• _Records for this exercise_

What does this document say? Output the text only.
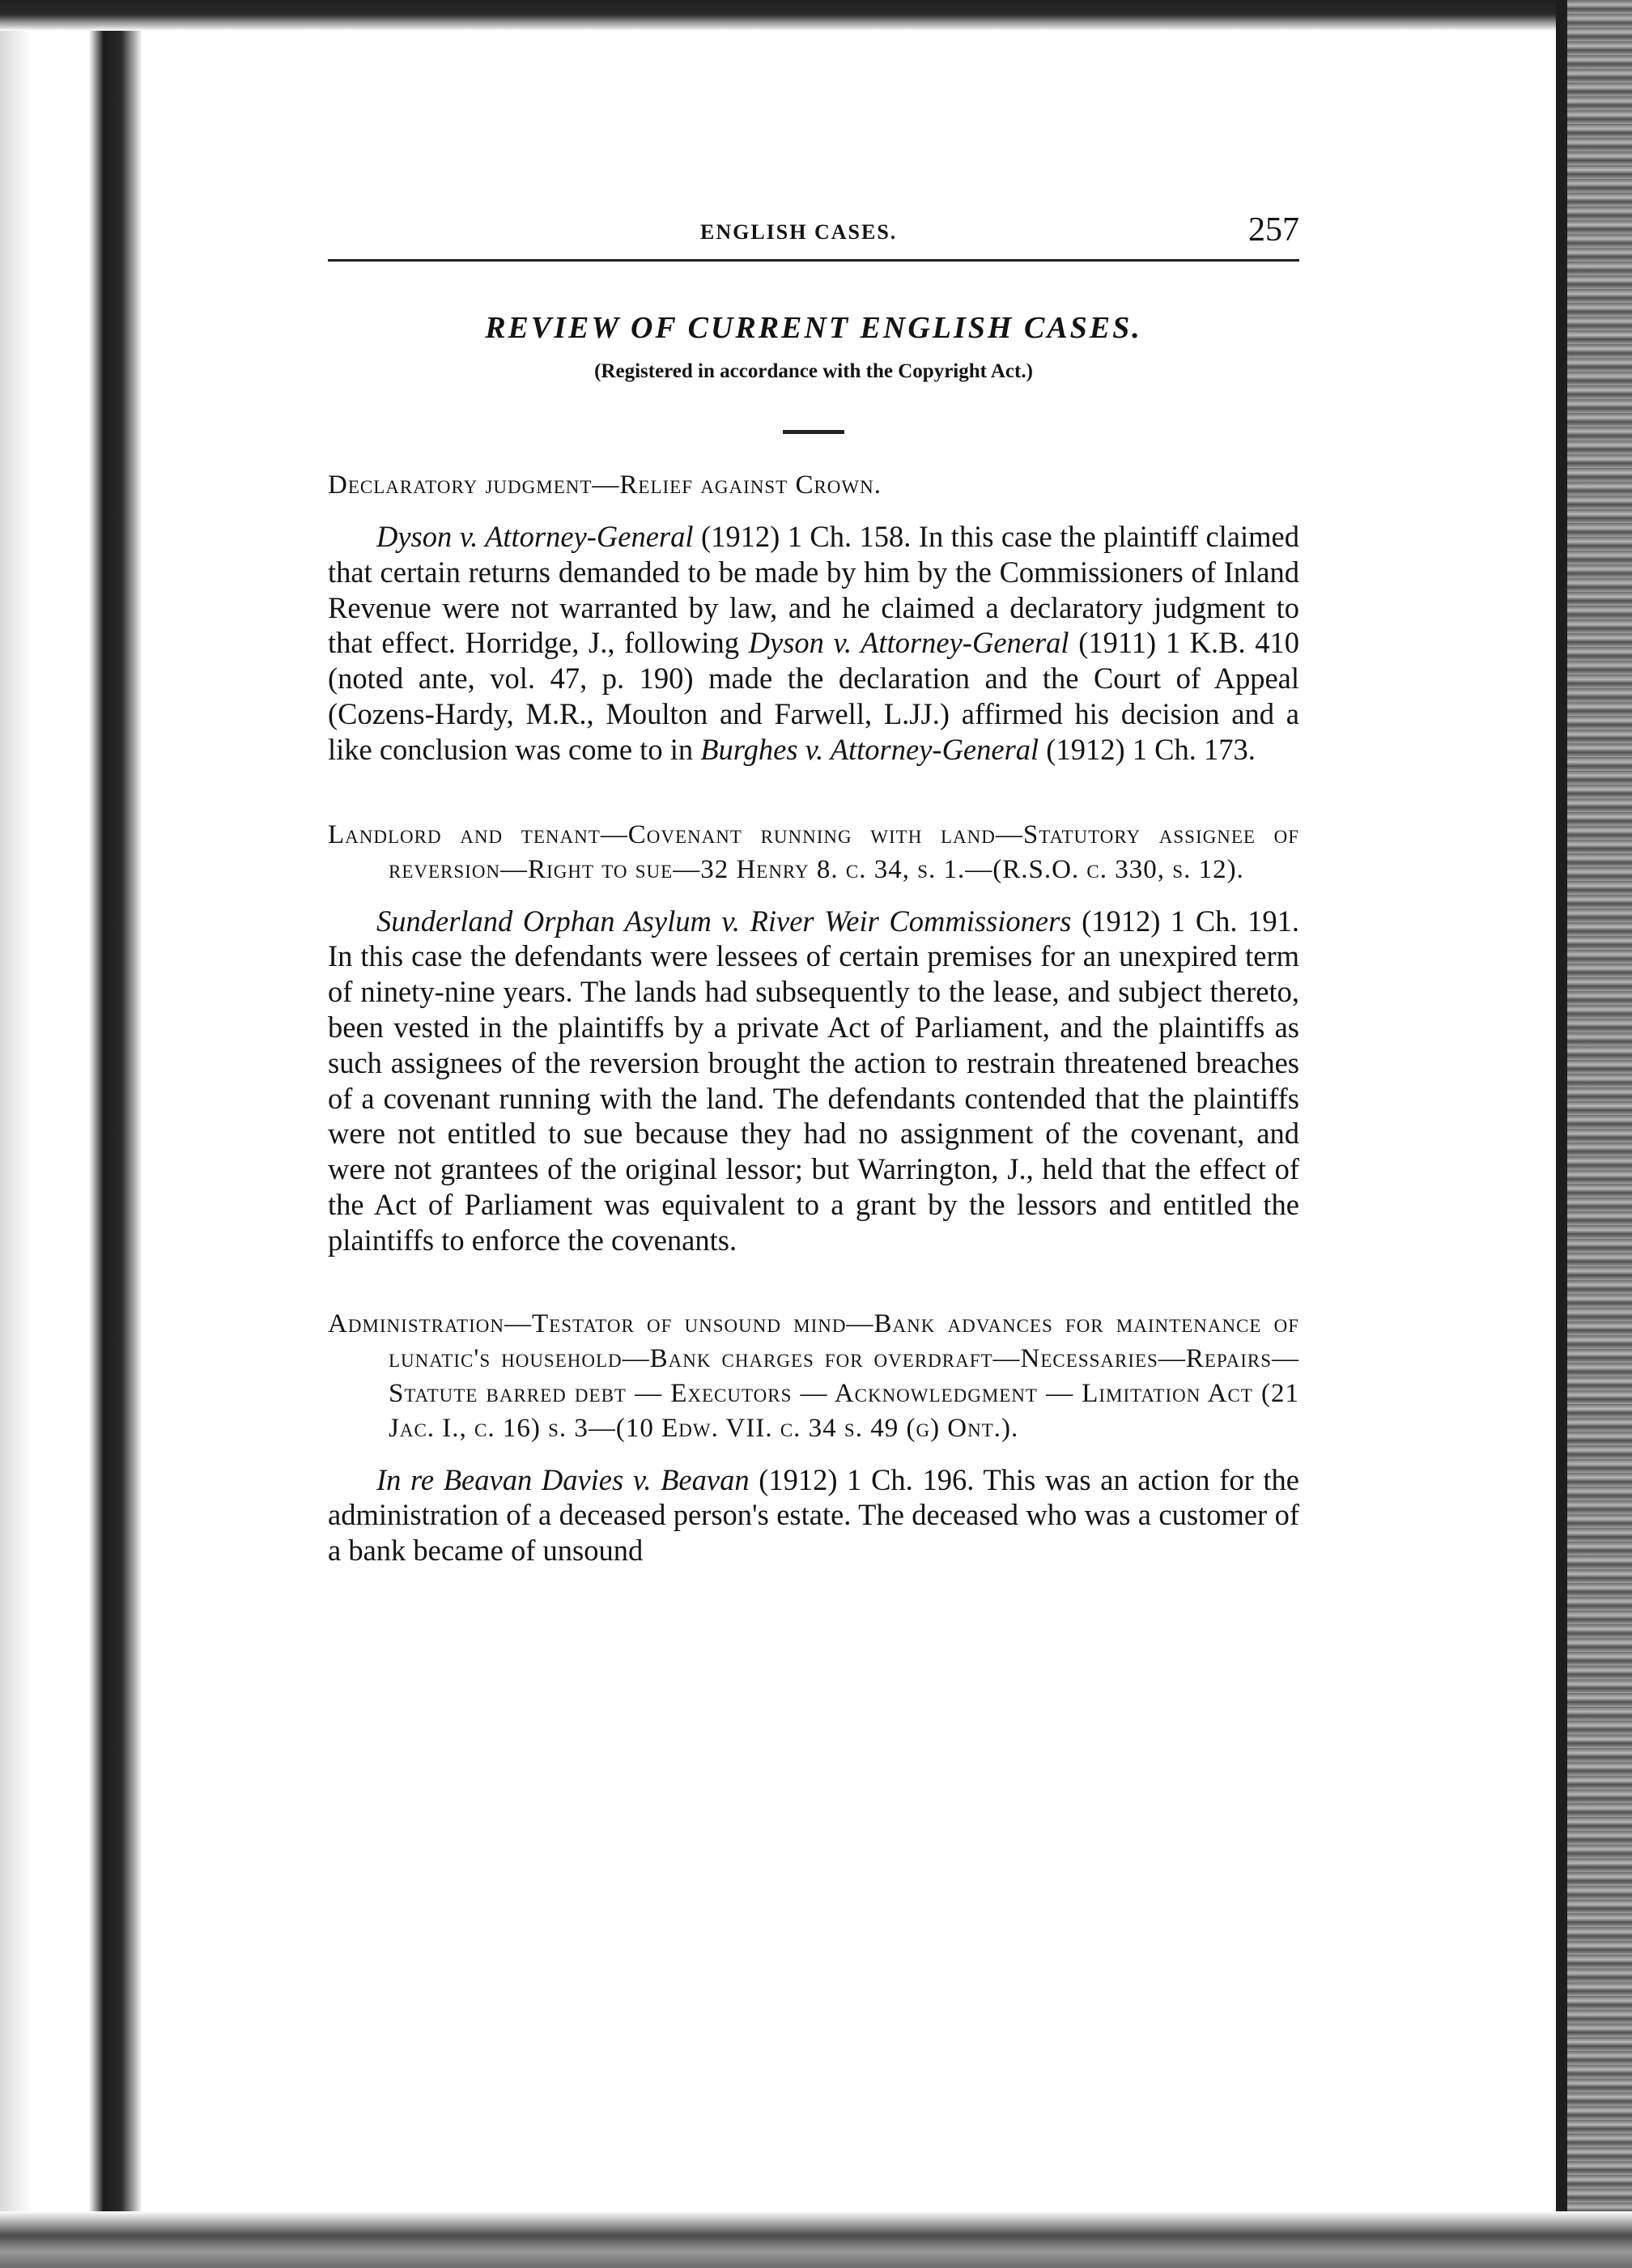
ENGLISH CASES.	257
REVIEW OF CURRENT ENGLISH CASES.
(Registered in accordance with the Copyright Act.)
Declaratory judgment—Relief against Crown.

Dyson v. Attorney-General (1912) 1 Ch. 158. In this case the plaintiff claimed that certain returns demanded to be made by him by the Commissioners of Inland Revenue were not warranted by law, and he claimed a declaratory judgment to that effect. Horridge, J., following Dyson v. Attorney-General (1911) 1 K.B. 410 (noted ante, vol. 47, p. 190) made the declaration and the Court of Appeal (Cozens-Hardy, M.R., Moulton and Farwell, L.JJ.) affirmed his decision and a like conclusion was come to in Burghes v. Attorney-General (1912) 1 Ch. 173.

Landlord and tenant—Covenant running with land—Statutory assignee of reversion—Right to sue—32 Henry 8. c. 34, s. 1.—(R.S.O. c. 330, s. 12).

Sunderland Orphan Asylum v. River Weir Commissioners (1912) 1 Ch. 191. In this case the defendants were lessees of certain premises for an unexpired term of ninety-nine years. The lands had subsequently to the lease, and subject thereto, been vested in the plaintiffs by a private Act of Parliament, and the plaintiffs as such assignees of the reversion brought the action to restrain threatened breaches of a covenant running with the land. The defendants contended that the plaintiffs were not entitled to sue because they had no assignment of the covenant, and were not grantees of the original lessor; but Warrington, J., held that the effect of the Act of Parliament was equivalent to a grant by the lessors and entitled the plaintiffs to enforce the covenants.

Administration—Testator of unsound mind—Bank advances for maintenance of lunatic's household—Bank charges for overdraft—Necessaries—Repairs—Statute barred debt — Executors — Acknowledgment — Limitation Act (21 Jac. I., c. 16) s. 3—(10 Edw. VII. c. 34 s. 49 (g) Ont.).

In re Beavan Davies v. Beavan (1912) 1 Ch. 196. This was an action for the administration of a deceased person's estate. The deceased who was a customer of a bank became of unsound
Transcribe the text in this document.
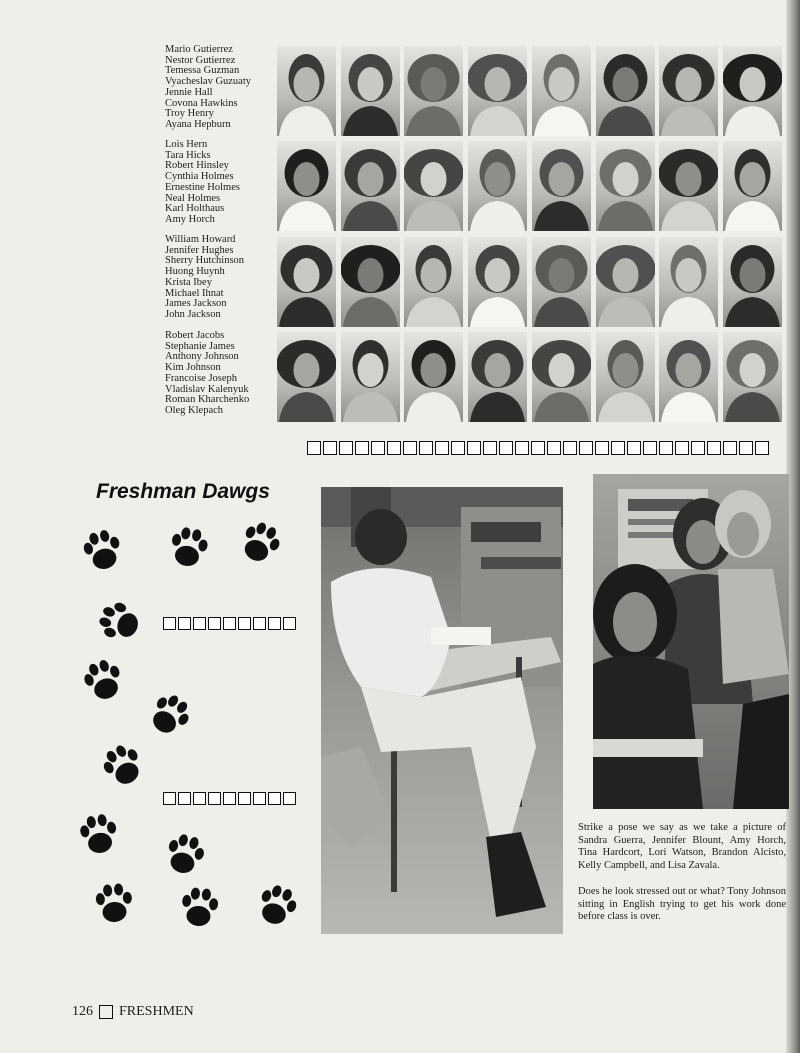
Mario Gutierrez
Nestor Gutierrez
Temessa Guzman
Vyacheslav Guzuaty
Jennie Hall
Covona Hawkins
Troy Henry
Ayana Hepburn
Lois Hern
Tara Hicks
Robert Hinsley
Cynthia Holmes
Ernestine Holmes
Neal Holmes
Karl Holthaus
Amy Horch
William Howard
Jennifer Hughes
Sherry Hutchinson
Huong Huynh
Krista Ibey
Michael Ihnat
James Jackson
John Jackson
Robert Jacobs
Stephanie James
Anthony Johnson
Kim Johnson
Francoise Joseph
Vladislav Kalenyuk
Roman Kharchenko
Oleg Klepach
Freshman Dawgs
Strike a pose we say as we take a picture of Sandra Guerra, Jennifer Blount, Amy Horch, Tina Hardcort, Lori Watson, Brandon Alcisto, Kelly Campbell, and Lisa Zavala.
Does he look stressed out or what? Tony Johnson sitting in English trying to get his work done before class is over.
126 FRESHMEN
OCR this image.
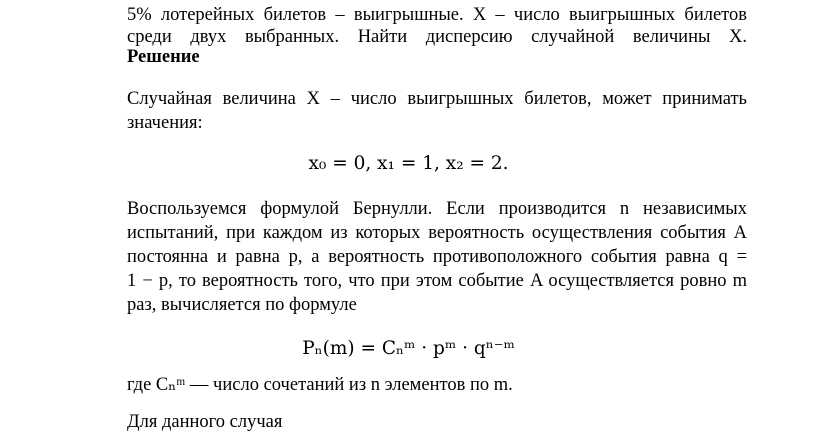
5% лотерейных билетов – выигрышные. X – число выигрышных билетов
среди двух выбранных. Найти дисперсию случайной величины X.
Решение
Случайная величина X – число выигрышных билетов, может принимать
значения:
x₀ = 0, x₁ = 1, x₂ = 2.
Воспользуемся формулой Бернулли. Если производится n независимых
испытаний, при каждом из которых вероятность осуществления события A
постоянна и равна p, а вероятность противоположного события равна q =
1 − p, то вероятность того, что при этом событие A осуществляется ровно m
раз, вычисляется по формуле
Pₙ(m) = Cₙᵐ · pᵐ · qⁿ⁻ᵐ
где Cₙᵐ — число сочетаний из n элементов по m.
Для данного случая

• _Exercise_
Identify each line holding the string "Horch", and copy it out.

• _Solved exercise_
Amy Horch
Strike a pose we say as we take a picture of Sandra Guerra, Jennifer Blount, Amy Horch, Tina Hardcort, Lori Watson, Brandon Alcisto, Kelly Campbell, and Lisa Zavala.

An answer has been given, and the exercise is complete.